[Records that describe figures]
⟨

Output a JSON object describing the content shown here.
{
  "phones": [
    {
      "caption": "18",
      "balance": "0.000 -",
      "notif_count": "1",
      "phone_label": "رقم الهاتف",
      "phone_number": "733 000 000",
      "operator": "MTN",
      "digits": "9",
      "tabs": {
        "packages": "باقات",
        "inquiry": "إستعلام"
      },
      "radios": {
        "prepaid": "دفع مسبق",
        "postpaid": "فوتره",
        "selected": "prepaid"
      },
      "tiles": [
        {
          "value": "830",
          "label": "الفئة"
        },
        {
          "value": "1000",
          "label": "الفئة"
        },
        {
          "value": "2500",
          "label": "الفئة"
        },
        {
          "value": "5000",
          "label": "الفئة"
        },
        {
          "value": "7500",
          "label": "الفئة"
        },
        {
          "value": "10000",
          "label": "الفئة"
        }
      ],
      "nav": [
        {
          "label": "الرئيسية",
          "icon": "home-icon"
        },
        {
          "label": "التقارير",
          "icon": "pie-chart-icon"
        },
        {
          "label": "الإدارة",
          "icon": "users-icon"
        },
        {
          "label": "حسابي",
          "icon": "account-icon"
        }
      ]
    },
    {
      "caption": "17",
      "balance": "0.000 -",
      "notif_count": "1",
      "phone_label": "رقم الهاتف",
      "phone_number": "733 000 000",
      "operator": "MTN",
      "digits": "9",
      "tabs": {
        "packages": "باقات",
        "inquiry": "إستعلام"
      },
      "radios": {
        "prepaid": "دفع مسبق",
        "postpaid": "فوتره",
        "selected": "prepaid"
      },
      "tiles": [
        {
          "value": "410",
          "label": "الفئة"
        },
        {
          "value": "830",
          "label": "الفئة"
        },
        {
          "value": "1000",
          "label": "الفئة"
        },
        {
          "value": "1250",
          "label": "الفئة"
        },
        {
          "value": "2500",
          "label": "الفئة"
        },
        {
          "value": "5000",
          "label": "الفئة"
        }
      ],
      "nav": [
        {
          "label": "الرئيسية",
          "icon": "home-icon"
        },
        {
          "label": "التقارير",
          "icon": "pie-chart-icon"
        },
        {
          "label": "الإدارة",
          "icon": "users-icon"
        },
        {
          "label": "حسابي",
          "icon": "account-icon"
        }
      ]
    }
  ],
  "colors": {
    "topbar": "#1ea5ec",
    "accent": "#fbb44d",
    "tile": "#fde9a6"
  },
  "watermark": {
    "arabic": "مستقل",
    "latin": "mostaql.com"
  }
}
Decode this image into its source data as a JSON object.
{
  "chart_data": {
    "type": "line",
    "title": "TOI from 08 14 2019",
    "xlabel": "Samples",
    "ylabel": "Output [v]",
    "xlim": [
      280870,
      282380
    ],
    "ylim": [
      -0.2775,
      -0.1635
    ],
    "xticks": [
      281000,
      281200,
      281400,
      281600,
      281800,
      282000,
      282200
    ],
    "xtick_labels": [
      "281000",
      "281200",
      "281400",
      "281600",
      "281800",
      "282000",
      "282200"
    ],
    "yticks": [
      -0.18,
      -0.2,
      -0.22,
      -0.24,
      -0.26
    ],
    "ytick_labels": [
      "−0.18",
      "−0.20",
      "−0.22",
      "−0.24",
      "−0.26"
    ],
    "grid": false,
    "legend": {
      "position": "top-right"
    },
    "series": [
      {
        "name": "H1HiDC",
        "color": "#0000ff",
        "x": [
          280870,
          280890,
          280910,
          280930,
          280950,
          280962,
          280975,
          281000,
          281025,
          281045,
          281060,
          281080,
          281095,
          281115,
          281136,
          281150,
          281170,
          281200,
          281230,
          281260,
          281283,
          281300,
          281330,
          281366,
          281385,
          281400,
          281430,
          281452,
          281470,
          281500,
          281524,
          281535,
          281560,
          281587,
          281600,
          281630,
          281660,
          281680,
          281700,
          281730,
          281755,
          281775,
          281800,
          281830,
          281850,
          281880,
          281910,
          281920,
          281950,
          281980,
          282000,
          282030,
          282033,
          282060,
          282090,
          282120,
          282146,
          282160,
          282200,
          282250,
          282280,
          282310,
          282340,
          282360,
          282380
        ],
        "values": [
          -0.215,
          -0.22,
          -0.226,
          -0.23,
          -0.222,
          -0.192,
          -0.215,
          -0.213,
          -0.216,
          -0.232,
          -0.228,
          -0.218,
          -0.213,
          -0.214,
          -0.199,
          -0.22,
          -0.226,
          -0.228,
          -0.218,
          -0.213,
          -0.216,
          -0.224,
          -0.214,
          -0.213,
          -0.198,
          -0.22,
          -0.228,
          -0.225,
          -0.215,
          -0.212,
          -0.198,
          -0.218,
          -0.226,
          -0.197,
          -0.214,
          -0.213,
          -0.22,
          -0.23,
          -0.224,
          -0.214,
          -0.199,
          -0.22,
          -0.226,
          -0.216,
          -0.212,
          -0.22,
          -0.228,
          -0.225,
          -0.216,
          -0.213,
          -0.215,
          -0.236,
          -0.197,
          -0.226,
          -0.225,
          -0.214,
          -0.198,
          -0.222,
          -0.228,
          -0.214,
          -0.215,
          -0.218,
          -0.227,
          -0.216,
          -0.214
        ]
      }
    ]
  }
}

⟩

→ **WHAT IS ASKED**
Retype the listing above in full, with no alterations.

→ **SOLUTION FOR THIS EXERCISE**
Output a JSON object describing the content shown here.
{
  "phones": [
    {
      "caption": "18",
      "balance": "0.000 -",
      "notif_count": "1",
      "phone_label": "رقم الهاتف",
      "phone_number": "733 000 000",
      "operator": "MTN",
      "digits": "9",
      "tabs": {
        "packages": "باقات",
        "inquiry": "إستعلام"
      },
      "radios": {
        "prepaid": "دفع مسبق",
        "postpaid": "فوتره",
        "selected": "prepaid"
      },
      "tiles": [
        {
          "value": "830",
          "label": "الفئة"
        },
        {
          "value": "1000",
          "label": "الفئة"
        },
        {
          "value": "2500",
          "label": "الفئة"
        },
        {
          "value": "5000",
          "label": "الفئة"
        },
        {
          "value": "7500",
          "label": "الفئة"
        },
        {
          "value": "10000",
          "label": "الفئة"
        }
      ],
      "nav": [
        {
          "label": "الرئيسية",
          "icon": "home-icon"
        },
        {
          "label": "التقارير",
          "icon": "pie-chart-icon"
        },
        {
          "label": "الإدارة",
          "icon": "users-icon"
        },
        {
          "label": "حسابي",
          "icon": "account-icon"
        }
      ]
    },
    {
      "caption": "17",
      "balance": "0.000 -",
      "notif_count": "1",
      "phone_label": "رقم الهاتف",
      "phone_number": "733 000 000",
      "operator": "MTN",
      "digits": "9",
      "tabs": {
        "packages": "باقات",
        "inquiry": "إستعلام"
      },
      "radios": {
        "prepaid": "دفع مسبق",
        "postpaid": "فوتره",
        "selected": "prepaid"
      },
      "tiles": [
        {
          "value": "410",
          "label": "الفئة"
        },
        {
          "value": "830",
          "label": "الفئة"
        },
        {
          "value": "1000",
          "label": "الفئة"
        },
        {
          "value": "1250",
          "label": "الفئة"
        },
        {
          "value": "2500",
          "label": "الفئة"
        },
        {
          "value": "5000",
          "label": "الفئة"
        }
      ],
      "nav": [
        {
          "label": "الرئيسية",
          "icon": "home-icon"
        },
        {
          "label": "التقارير",
          "icon": "pie-chart-icon"
        },
        {
          "label": "الإدارة",
          "icon": "users-icon"
        },
        {
          "label": "حسابي",
          "icon": "account-icon"
        }
      ]
    }
  ],
  "colors": {
    "topbar": "#1ea5ec",
    "accent": "#fbb44d",
    "tile": "#fde9a6"
  },
  "watermark": {
    "arabic": "مستقل",
    "latin": "mostaql.com"
  }
}
Decode this image into its source data as a JSON object.
{
  "chart_data": {
    "type": "line",
    "title": "TOI from 08 14 2019",
    "xlabel": "Samples",
    "ylabel": "Output [v]",
    "xlim": [
      280870,
      282380
    ],
    "ylim": [
      -0.2775,
      -0.1635
    ],
    "xticks": [
      281000,
      281200,
      281400,
      281600,
      281800,
      282000,
      282200
    ],
    "xtick_labels": [
      "281000",
      "281200",
      "281400",
      "281600",
      "281800",
      "282000",
      "282200"
    ],
    "yticks": [
      -0.18,
      -0.2,
      -0.22,
      -0.24,
      -0.26
    ],
    "ytick_labels": [
      "−0.18",
      "−0.20",
      "−0.22",
      "−0.24",
      "−0.26"
    ],
    "grid": false,
    "legend": {
      "position": "top-right"
    },
    "series": [
      {
        "name": "H1HiDC",
        "color": "#0000ff",
        "x": [
          280870,
          280890,
          280910,
          280930,
          280950,
          280962,
          280975,
          281000,
          281025,
          281045,
          281060,
          281080,
          281095,
          281115,
          281136,
          281150,
          281170,
          281200,
          281230,
          281260,
          281283,
          281300,
          281330,
          281366,
          281385,
          281400,
          281430,
          281452,
          281470,
          281500,
          281524,
          281535,
          281560,
          281587,
          281600,
          281630,
          281660,
          281680,
          281700,
          281730,
          281755,
          281775,
          281800,
          281830,
          281850,
          281880,
          281910,
          281920,
          281950,
          281980,
          282000,
          282030,
          282033,
          282060,
          282090,
          282120,
          282146,
          282160,
          282200,
          282250,
          282280,
          282310,
          282340,
          282360,
          282380
        ],
        "values": [
          -0.215,
          -0.22,
          -0.226,
          -0.23,
          -0.222,
          -0.192,
          -0.215,
          -0.213,
          -0.216,
          -0.232,
          -0.228,
          -0.218,
          -0.213,
          -0.214,
          -0.199,
          -0.22,
          -0.226,
          -0.228,
          -0.218,
          -0.213,
          -0.216,
          -0.224,
          -0.214,
          -0.213,
          -0.198,
          -0.22,
          -0.228,
          -0.225,
          -0.215,
          -0.212,
          -0.198,
          -0.218,
          -0.226,
          -0.197,
          -0.214,
          -0.213,
          -0.22,
          -0.23,
          -0.224,
          -0.214,
          -0.199,
          -0.22,
          -0.226,
          -0.216,
          -0.212,
          -0.22,
          -0.228,
          -0.225,
          -0.216,
          -0.213,
          -0.215,
          -0.236,
          -0.197,
          -0.226,
          -0.225,
          -0.214,
          -0.198,
          -0.222,
          -0.228,
          -0.214,
          -0.215,
          -0.218,
          -0.227,
          -0.216,
          -0.214
        ]
      }
    ]
  }
}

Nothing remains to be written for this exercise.